### GOAL:
From the entries that follow, extract each line holding the string "ROAD".

### INFORMATION PROVIDED:
-=-=-

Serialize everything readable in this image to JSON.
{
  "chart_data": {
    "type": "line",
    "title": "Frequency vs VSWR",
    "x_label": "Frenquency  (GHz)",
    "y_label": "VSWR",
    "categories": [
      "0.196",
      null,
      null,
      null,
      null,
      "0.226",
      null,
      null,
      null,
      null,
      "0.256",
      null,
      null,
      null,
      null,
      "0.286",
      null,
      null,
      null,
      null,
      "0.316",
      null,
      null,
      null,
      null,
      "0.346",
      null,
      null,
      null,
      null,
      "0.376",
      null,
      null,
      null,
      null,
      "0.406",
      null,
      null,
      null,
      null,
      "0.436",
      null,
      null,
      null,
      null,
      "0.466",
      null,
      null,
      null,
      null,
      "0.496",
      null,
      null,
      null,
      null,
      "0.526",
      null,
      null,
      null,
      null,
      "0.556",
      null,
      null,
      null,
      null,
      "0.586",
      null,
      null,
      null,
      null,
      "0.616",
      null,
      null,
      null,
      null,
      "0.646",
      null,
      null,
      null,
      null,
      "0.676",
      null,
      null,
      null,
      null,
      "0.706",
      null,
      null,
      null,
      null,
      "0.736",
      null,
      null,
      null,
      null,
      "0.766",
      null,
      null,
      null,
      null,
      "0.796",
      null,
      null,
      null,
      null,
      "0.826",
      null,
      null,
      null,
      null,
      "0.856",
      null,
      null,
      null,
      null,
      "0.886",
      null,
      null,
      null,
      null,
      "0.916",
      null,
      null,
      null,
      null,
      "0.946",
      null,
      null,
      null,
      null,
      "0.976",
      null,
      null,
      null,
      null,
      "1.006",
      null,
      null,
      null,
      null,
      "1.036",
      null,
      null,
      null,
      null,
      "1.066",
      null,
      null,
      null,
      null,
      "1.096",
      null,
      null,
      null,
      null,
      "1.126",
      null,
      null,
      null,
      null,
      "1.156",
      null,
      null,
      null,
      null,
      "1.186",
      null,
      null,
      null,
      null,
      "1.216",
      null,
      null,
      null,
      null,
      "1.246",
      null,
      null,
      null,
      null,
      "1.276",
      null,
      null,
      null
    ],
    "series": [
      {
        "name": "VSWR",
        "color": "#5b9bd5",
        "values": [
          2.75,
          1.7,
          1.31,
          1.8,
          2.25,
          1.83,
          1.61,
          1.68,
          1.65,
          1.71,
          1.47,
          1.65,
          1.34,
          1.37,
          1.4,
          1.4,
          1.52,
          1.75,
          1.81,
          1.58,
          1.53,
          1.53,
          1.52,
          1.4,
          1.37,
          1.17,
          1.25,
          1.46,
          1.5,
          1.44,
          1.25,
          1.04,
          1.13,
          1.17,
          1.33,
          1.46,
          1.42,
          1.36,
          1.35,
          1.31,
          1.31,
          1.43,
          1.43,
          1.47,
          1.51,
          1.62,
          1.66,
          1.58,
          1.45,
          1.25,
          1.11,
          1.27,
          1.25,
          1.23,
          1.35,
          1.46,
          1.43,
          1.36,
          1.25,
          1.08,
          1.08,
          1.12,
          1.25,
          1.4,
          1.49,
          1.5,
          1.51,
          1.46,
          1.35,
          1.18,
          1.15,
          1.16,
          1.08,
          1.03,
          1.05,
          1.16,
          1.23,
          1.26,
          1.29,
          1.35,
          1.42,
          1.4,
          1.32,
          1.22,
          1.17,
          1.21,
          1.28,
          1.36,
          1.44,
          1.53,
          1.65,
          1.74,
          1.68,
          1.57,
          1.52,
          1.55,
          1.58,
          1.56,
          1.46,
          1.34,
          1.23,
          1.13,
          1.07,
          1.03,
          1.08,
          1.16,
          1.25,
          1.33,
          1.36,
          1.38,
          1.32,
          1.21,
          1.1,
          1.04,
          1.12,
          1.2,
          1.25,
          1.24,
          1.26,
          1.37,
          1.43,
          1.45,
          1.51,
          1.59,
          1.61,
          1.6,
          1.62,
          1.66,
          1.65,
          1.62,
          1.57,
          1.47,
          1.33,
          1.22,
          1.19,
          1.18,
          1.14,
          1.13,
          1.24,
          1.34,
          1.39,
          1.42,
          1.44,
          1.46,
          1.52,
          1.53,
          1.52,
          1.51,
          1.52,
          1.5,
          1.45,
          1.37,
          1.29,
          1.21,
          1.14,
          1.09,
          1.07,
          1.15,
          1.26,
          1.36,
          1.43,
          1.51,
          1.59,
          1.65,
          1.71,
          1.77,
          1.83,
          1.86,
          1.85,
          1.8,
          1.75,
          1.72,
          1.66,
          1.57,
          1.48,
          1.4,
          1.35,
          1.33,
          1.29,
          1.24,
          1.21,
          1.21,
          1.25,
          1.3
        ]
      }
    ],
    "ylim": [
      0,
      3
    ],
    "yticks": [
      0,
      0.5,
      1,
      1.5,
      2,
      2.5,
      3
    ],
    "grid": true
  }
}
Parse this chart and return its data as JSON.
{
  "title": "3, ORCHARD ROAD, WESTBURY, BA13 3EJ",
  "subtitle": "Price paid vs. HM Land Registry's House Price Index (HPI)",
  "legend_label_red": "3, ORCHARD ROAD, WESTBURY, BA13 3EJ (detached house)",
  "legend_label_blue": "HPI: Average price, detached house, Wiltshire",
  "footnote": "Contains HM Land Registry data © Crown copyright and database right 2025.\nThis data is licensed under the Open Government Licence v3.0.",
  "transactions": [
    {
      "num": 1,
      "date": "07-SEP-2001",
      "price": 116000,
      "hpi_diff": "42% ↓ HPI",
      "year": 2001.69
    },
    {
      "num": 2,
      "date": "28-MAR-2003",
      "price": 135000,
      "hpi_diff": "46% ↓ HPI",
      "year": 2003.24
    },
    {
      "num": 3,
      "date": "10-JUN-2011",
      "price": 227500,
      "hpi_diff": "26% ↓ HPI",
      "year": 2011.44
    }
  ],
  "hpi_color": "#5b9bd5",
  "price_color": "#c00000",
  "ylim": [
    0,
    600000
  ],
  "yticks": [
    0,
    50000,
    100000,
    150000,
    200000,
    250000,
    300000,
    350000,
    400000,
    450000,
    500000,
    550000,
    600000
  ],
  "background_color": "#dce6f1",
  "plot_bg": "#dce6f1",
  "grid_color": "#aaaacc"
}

-=-=-

### REPLY TO THE TASK:
  "title": "3, ORCHARD ROAD, WESTBURY, BA13 3EJ",
  "legend_label_red": "3, ORCHARD ROAD, WESTBURY, BA13 3EJ (detached house)",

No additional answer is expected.